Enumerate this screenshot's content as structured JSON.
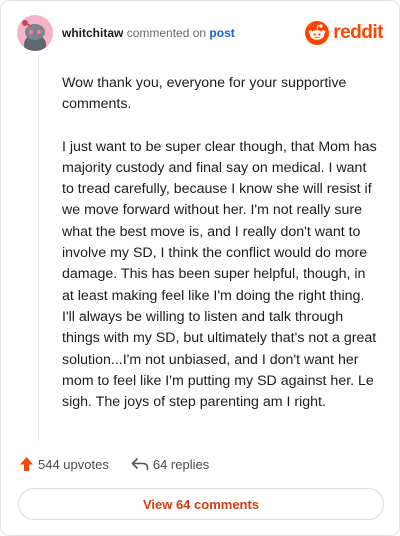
{
  "header": {
    "username": "whitchitaw",
    "action_text": "commented on",
    "post_link": "post",
    "brand": "reddit"
  },
  "comment": {
    "paragraphs": [
      "Wow thank you, everyone for your supportive comments.",
      "I just want to be super clear though, that Mom has majority custody and final say on medical. I want to tread carefully, because I know she will resist if we move forward without her. I'm not really sure what the best move is, and I really don't want to involve my SD, I think the conflict would do more damage. This has been super helpful, though, in at least making feel like I'm doing the right thing. I'll always be willing to listen and talk through things with my SD, but ultimately that's not a great solution...I'm not unbiased, and I don't want her mom to feel like I'm putting my SD against her. Le sigh. The joys of step parenting am I right."
    ]
  },
  "footer": {
    "upvotes": "544 upvotes",
    "replies": "64 replies",
    "view_comments": "View 64 comments"
  },
  "colors": {
    "brand": "#ff4500",
    "link": "#1a5fd0",
    "button_text": "#d33d11",
    "avatar_bg": "#f5b3c7"
  },
  "icons": {
    "avatar": "snoo-avatar-icon",
    "logo": "reddit-snoo-icon",
    "upvote": "upvote-arrow-icon",
    "reply": "reply-arrow-icon"
  }
}
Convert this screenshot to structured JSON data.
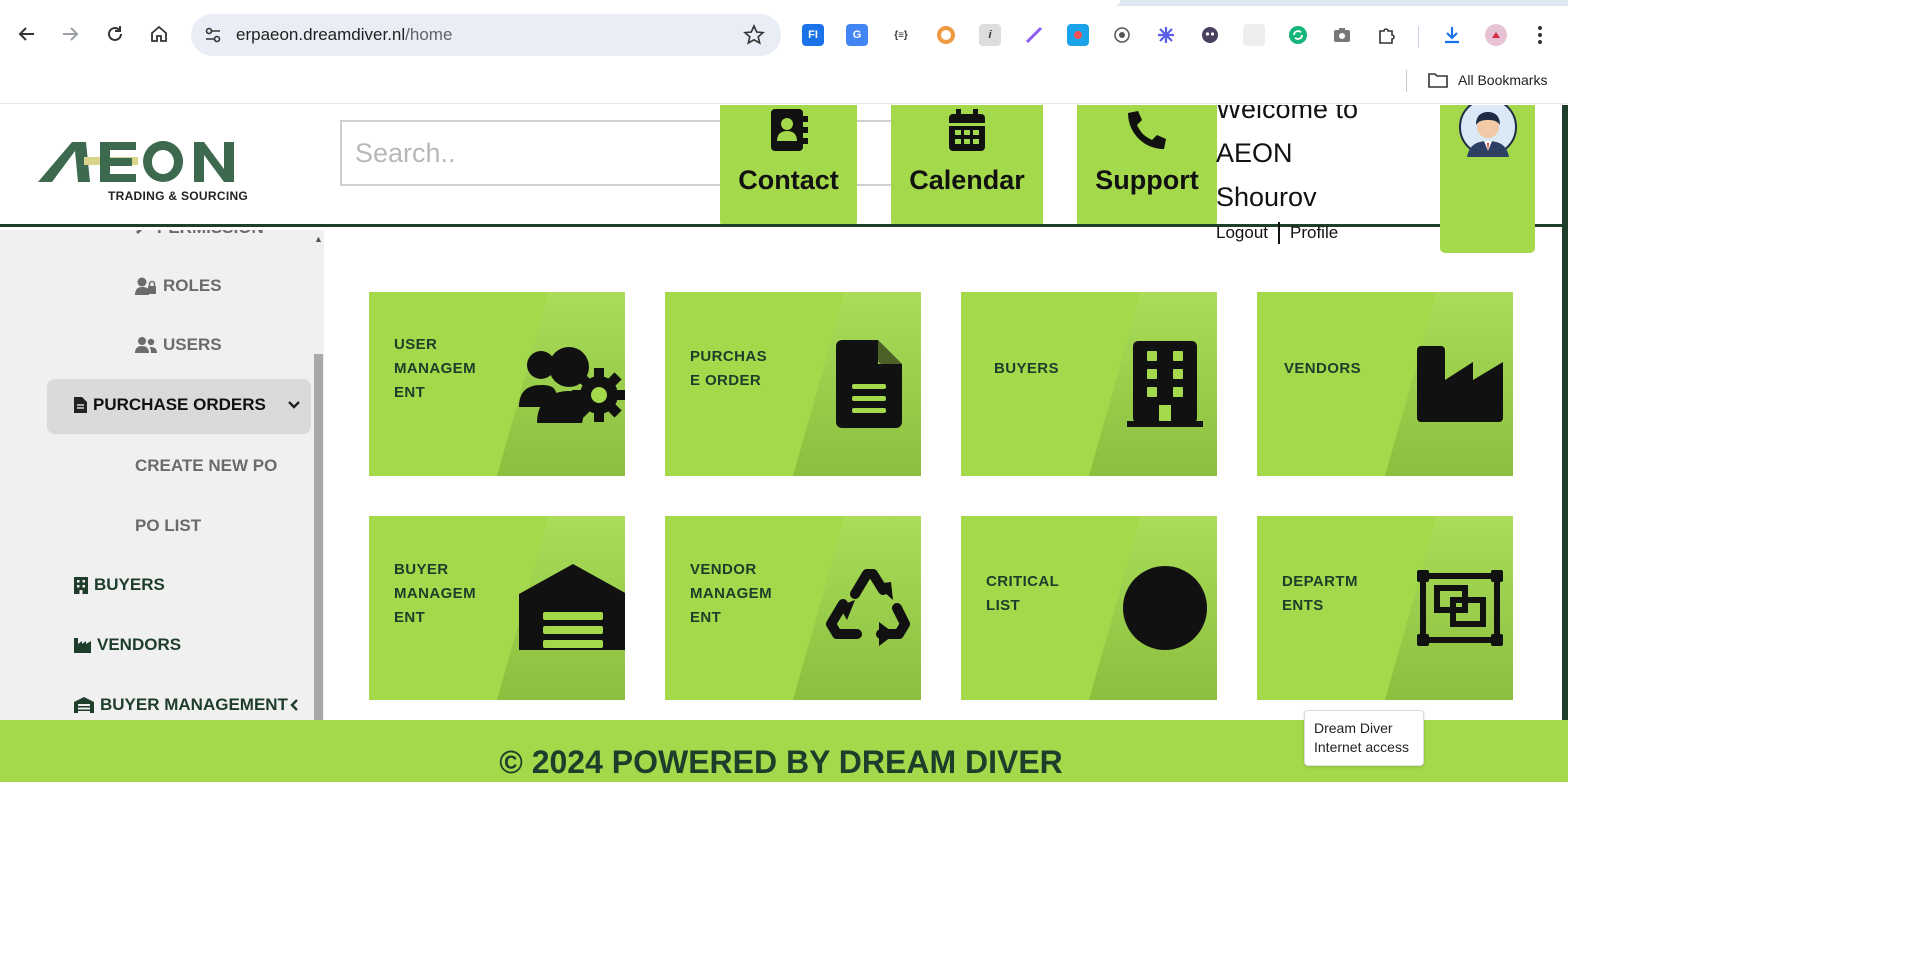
{
  "browser": {
    "url_host": "erpaeon.dreamdiver.nl",
    "url_path": "/home",
    "bookmarks_label": "All Bookmarks"
  },
  "header": {
    "logo_text": "AEON",
    "logo_tagline": "TRADING & SOURCING",
    "search_placeholder": "Search..",
    "quick_buttons": {
      "contact": "Contact",
      "calendar": "Calendar",
      "support": "Support"
    },
    "welcome_line1": "Welcome to",
    "welcome_line2": "AEON",
    "welcome_name": "Shourov",
    "logout": "Logout",
    "profile": "Profile"
  },
  "sidebar": {
    "permission_partial": "PERMISSION",
    "roles": "ROLES",
    "users": "USERS",
    "purchase_orders": "PURCHASE ORDERS",
    "create_new_po": "CREATE NEW PO",
    "po_list": "PO LIST",
    "buyers": "BUYERS",
    "vendors": "VENDORS",
    "buyer_management": "BUYER MANAGEMENT"
  },
  "cards": {
    "user_management": [
      "USER",
      "MANAGEM",
      "ENT"
    ],
    "purchase_order": [
      "PURCHAS",
      "E ORDER"
    ],
    "buyers": [
      "BUYERS"
    ],
    "vendors": [
      "VENDORS"
    ],
    "buyer_management": [
      "BUYER",
      "MANAGEM",
      "ENT"
    ],
    "vendor_management": [
      "VENDOR",
      "MANAGEM",
      "ENT"
    ],
    "critical_list": [
      "CRITICAL",
      "LIST"
    ],
    "departments": [
      "DEPARTM",
      "ENTS"
    ]
  },
  "footer": {
    "text": "© 2024 POWERED BY DREAM DIVER"
  },
  "tooltip": {
    "line1": "Dream Diver",
    "line2": "Internet access"
  },
  "colors": {
    "brand_green": "#a3d94a",
    "dark_green": "#1e3d2a"
  }
}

———

Problem statement
Every line from the one containing "Convert this screenshot" through the end of the listing is to be copied exactly; the pictures are not.

Final result
Convert this screenshot to structured JSON data.
{
  "browser": {
    "url_host": "erpaeon.dreamdiver.nl",
    "url_path": "/home",
    "bookmarks_label": "All Bookmarks"
  },
  "header": {
    "logo_text": "AEON",
    "logo_tagline": "TRADING & SOURCING",
    "search_placeholder": "Search..",
    "quick_buttons": {
      "contact": "Contact",
      "calendar": "Calendar",
      "support": "Support"
    },
    "welcome_line1": "Welcome to",
    "welcome_line2": "AEON",
    "welcome_name": "Shourov",
    "logout": "Logout",
    "profile": "Profile"
  },
  "sidebar": {
    "permission_partial": "PERMISSION",
    "roles": "ROLES",
    "users": "USERS",
    "purchase_orders": "PURCHASE ORDERS",
    "create_new_po": "CREATE NEW PO",
    "po_list": "PO LIST",
    "buyers": "BUYERS",
    "vendors": "VENDORS",
    "buyer_management": "BUYER MANAGEMENT"
  },
  "cards": {
    "user_management": [
      "USER",
      "MANAGEM",
      "ENT"
    ],
    "purchase_order": [
      "PURCHAS",
      "E ORDER"
    ],
    "buyers": [
      "BUYERS"
    ],
    "vendors": [
      "VENDORS"
    ],
    "buyer_management": [
      "BUYER",
      "MANAGEM",
      "ENT"
    ],
    "vendor_management": [
      "VENDOR",
      "MANAGEM",
      "ENT"
    ],
    "critical_list": [
      "CRITICAL",
      "LIST"
    ],
    "departments": [
      "DEPARTM",
      "ENTS"
    ]
  },
  "footer": {
    "text": "© 2024 POWERED BY DREAM DIVER"
  },
  "tooltip": {
    "line1": "Dream Diver",
    "line2": "Internet access"
  },
  "colors": {
    "brand_green": "#a3d94a",
    "dark_green": "#1e3d2a"
  }
}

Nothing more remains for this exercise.